◆ Given request ◆
Where a line contains the word "измерительные", copy that line.

Stored data:
--*--
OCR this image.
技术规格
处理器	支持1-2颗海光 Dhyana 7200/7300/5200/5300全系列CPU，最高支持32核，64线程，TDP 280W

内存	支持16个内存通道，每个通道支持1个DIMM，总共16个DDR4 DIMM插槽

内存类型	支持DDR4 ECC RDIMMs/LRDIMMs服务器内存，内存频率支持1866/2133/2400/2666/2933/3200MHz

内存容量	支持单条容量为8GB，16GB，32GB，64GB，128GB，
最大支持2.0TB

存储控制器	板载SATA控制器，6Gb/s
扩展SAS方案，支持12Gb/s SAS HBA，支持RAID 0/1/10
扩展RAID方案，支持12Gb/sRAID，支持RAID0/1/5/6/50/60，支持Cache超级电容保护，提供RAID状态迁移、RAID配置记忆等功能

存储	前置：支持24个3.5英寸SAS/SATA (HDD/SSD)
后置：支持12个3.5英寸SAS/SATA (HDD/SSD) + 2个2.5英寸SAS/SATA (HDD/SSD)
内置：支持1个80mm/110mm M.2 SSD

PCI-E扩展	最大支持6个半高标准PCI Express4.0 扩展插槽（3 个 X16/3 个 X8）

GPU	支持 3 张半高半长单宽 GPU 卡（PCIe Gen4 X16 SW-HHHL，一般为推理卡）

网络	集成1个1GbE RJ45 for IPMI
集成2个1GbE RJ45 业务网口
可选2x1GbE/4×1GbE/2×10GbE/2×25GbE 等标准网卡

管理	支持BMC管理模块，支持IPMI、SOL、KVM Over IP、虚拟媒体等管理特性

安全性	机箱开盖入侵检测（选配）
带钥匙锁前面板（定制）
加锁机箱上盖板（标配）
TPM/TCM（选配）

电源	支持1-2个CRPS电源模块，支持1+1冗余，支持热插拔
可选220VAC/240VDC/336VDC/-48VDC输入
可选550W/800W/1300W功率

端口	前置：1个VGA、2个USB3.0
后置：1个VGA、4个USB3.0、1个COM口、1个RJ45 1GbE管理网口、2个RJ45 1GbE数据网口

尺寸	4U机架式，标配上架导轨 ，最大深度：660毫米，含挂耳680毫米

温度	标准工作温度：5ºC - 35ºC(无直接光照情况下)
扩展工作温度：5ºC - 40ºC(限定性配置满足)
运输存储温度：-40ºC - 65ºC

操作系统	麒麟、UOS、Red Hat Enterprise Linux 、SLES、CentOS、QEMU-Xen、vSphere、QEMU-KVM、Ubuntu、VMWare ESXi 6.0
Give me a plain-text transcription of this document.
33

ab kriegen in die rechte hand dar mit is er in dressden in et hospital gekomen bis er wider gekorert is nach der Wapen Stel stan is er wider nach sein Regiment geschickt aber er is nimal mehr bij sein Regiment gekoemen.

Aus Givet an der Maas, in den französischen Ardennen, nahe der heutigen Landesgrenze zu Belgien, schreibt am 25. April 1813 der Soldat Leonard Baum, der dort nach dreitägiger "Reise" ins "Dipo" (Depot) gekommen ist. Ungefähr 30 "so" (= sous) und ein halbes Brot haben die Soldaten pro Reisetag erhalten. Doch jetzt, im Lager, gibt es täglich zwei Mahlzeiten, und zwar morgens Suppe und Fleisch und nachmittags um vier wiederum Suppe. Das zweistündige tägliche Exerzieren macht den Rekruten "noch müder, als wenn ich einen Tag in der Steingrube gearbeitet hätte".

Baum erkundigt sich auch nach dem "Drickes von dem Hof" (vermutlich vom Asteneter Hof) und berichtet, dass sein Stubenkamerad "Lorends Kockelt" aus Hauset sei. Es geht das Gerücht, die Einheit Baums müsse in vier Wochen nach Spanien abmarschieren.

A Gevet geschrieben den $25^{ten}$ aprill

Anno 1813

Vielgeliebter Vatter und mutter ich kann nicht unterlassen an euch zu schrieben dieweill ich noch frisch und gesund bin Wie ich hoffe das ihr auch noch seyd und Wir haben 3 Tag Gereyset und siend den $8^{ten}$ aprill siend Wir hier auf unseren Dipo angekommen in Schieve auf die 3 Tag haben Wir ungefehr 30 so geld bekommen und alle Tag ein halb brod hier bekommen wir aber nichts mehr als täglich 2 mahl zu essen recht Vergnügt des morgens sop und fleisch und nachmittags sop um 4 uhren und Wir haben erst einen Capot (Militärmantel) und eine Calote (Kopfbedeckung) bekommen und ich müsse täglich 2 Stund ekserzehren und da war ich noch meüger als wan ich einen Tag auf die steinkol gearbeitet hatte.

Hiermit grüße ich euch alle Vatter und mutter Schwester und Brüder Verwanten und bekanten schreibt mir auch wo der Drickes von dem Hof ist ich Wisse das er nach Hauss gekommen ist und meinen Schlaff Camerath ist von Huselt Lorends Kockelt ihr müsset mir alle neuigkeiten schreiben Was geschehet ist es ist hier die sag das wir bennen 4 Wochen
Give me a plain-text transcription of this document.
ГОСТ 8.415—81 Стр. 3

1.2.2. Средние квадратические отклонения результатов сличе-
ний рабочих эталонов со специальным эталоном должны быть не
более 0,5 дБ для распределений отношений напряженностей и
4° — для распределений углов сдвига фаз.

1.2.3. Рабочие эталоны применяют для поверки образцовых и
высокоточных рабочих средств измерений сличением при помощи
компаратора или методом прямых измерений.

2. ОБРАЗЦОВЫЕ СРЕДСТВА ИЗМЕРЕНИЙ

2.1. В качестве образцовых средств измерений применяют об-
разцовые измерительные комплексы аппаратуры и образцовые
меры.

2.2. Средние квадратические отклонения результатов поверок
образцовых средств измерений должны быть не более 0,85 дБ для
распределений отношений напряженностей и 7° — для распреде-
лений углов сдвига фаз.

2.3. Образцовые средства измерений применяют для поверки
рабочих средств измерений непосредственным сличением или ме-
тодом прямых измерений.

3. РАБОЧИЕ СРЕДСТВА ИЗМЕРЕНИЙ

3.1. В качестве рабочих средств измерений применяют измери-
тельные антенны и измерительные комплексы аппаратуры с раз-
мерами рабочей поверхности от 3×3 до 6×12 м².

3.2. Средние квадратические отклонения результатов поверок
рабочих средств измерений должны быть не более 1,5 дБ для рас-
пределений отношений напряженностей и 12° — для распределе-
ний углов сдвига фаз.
--*--
◆ Exercise response ◆
разцовые измерительные комплексы аппаратуры и образцовые
тельные антенны и измерительные комплексы аппаратуры с раз-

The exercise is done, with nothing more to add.